Stated problem —
In the records that follow, locate every line with "Mental" and extract it.

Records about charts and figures
━━━━━━━━━━
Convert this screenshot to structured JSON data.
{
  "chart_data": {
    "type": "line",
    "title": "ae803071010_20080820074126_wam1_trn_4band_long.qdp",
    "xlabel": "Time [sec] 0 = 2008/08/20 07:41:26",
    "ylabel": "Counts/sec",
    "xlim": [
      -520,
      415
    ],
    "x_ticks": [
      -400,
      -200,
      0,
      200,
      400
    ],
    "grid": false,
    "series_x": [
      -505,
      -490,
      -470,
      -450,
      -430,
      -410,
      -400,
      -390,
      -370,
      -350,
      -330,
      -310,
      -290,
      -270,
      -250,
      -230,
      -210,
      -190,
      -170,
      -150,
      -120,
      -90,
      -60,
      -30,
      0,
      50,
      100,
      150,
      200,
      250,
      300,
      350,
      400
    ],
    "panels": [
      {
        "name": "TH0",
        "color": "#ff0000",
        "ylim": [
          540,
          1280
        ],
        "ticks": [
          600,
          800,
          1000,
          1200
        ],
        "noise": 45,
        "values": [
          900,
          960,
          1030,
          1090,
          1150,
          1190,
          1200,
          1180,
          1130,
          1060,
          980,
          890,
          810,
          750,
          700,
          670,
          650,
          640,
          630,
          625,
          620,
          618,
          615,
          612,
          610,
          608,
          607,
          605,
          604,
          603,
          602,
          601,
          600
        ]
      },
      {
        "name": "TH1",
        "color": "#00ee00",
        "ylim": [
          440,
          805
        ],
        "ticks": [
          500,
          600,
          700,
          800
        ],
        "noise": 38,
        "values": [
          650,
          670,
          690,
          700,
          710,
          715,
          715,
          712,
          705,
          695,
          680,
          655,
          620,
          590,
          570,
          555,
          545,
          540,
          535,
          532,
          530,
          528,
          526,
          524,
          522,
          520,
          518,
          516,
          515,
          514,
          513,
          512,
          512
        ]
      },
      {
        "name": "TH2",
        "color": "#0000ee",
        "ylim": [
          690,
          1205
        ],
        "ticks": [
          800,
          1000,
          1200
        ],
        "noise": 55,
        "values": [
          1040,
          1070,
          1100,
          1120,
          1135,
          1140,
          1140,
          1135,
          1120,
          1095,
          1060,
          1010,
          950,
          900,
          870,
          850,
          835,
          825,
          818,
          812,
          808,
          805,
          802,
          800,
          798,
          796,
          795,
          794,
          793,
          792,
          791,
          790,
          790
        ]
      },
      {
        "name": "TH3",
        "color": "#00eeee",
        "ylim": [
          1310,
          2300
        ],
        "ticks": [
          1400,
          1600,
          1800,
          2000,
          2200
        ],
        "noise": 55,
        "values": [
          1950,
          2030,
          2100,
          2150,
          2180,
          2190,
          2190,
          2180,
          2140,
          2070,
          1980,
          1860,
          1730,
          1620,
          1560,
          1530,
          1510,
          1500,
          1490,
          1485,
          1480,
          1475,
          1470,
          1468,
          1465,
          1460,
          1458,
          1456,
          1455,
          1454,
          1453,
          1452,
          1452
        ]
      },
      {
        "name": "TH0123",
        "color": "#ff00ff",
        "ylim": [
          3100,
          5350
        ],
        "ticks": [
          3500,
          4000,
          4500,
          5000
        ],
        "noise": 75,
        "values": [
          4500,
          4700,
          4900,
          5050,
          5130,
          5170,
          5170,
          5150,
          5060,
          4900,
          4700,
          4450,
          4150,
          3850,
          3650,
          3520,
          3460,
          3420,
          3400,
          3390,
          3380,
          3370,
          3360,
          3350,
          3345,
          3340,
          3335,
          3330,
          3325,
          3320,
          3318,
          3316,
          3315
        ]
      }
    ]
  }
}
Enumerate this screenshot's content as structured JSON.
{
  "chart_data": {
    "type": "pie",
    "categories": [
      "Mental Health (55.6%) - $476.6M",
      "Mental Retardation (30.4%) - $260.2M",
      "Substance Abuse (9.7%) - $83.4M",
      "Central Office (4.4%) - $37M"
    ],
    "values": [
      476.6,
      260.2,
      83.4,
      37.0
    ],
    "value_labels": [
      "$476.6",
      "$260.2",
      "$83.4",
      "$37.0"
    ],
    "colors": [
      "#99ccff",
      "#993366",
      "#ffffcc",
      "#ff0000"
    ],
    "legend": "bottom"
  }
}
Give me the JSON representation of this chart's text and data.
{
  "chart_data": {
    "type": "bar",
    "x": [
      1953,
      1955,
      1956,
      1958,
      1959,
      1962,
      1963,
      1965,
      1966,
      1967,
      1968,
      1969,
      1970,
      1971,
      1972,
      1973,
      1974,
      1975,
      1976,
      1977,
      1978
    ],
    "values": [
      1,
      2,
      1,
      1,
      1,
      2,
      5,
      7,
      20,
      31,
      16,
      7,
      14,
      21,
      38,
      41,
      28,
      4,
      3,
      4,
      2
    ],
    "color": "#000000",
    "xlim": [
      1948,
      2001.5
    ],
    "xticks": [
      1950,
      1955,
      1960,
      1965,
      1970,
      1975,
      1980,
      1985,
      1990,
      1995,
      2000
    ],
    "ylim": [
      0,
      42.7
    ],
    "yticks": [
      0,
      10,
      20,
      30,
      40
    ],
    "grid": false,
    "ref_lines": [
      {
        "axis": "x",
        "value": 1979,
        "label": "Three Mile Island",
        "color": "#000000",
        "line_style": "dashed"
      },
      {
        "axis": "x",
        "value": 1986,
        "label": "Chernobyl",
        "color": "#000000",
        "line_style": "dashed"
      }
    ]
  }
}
━━━━━━━━━━
Finished exercise —
      "Mental Health (55.6%) - $476.6M",
      "Mental Retardation (30.4%) - $260.2M",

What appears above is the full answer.